Find each line containing the string "this". Copy it.

-------------------------

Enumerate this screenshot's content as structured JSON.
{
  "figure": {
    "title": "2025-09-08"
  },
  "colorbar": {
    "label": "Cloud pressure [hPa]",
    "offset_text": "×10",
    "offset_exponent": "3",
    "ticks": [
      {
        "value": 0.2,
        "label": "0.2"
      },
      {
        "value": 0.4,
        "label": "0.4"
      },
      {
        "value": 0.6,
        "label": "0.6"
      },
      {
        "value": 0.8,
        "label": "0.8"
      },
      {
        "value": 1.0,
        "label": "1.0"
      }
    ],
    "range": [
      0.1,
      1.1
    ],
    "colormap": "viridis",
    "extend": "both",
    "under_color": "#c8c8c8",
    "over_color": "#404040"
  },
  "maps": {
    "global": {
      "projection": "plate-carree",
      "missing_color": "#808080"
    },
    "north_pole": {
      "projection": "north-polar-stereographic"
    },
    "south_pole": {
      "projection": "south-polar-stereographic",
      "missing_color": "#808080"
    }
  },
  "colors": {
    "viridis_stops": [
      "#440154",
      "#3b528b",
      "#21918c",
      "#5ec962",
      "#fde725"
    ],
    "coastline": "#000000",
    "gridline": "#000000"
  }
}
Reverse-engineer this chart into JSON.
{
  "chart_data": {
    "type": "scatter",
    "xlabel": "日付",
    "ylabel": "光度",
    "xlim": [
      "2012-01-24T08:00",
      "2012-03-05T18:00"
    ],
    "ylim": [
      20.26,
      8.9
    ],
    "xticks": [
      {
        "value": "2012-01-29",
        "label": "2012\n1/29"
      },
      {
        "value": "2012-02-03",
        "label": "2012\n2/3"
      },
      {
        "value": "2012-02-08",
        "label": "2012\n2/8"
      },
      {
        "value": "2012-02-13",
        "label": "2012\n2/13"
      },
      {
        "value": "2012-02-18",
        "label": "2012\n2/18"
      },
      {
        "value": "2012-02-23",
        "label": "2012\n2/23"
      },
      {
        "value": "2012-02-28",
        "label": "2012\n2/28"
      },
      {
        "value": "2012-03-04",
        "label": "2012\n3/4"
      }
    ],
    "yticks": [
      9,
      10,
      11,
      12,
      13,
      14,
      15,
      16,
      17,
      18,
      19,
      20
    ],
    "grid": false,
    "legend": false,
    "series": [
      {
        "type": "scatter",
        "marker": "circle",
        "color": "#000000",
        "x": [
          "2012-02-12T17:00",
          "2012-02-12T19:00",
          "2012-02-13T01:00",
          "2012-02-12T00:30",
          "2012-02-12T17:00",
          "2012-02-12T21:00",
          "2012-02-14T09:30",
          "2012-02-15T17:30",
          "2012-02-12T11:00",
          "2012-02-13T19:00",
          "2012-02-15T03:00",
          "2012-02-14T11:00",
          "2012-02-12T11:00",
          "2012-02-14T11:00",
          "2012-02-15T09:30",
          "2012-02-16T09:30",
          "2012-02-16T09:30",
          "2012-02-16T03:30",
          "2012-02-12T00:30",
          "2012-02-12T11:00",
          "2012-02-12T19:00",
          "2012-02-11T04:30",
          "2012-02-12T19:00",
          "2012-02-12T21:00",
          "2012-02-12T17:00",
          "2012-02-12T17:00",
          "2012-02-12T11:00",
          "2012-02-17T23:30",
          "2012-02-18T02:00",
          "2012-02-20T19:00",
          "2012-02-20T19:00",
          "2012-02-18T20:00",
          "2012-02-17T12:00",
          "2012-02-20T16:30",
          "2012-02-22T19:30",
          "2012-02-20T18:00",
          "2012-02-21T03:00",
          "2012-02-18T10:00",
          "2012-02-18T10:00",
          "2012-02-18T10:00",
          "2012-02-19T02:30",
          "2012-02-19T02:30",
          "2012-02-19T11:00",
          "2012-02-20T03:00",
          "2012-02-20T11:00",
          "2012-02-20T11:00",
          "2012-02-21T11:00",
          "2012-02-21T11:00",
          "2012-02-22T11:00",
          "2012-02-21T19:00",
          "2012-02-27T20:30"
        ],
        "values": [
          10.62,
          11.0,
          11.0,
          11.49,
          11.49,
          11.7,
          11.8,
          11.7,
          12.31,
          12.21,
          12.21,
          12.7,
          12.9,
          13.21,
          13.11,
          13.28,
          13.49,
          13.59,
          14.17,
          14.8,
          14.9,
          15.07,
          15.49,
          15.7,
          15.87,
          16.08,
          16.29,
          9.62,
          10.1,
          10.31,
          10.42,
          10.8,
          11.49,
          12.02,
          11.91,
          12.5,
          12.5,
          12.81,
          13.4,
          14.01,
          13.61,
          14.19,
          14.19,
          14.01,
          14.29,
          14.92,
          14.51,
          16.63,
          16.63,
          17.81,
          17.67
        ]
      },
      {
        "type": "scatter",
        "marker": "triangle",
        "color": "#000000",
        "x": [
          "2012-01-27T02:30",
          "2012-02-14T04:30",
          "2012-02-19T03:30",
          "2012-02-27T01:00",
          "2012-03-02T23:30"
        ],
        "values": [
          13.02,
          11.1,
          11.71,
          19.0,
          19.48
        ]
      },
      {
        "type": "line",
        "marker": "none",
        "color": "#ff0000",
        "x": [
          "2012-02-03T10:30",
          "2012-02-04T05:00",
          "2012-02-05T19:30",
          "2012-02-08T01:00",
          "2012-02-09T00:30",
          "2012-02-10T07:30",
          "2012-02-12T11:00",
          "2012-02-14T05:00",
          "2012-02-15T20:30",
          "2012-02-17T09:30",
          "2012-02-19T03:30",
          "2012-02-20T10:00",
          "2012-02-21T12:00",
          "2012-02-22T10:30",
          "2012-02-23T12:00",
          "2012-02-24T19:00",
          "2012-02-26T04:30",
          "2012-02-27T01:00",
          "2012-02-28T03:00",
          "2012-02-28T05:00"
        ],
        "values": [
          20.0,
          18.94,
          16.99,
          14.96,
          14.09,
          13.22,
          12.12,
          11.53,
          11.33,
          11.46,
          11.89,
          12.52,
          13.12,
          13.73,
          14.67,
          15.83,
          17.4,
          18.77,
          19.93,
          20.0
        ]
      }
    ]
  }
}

-------------------------

--- Reply ---
Enumerate this screenshot's content as structured JSON.
Reverse-engineer this chart into JSON.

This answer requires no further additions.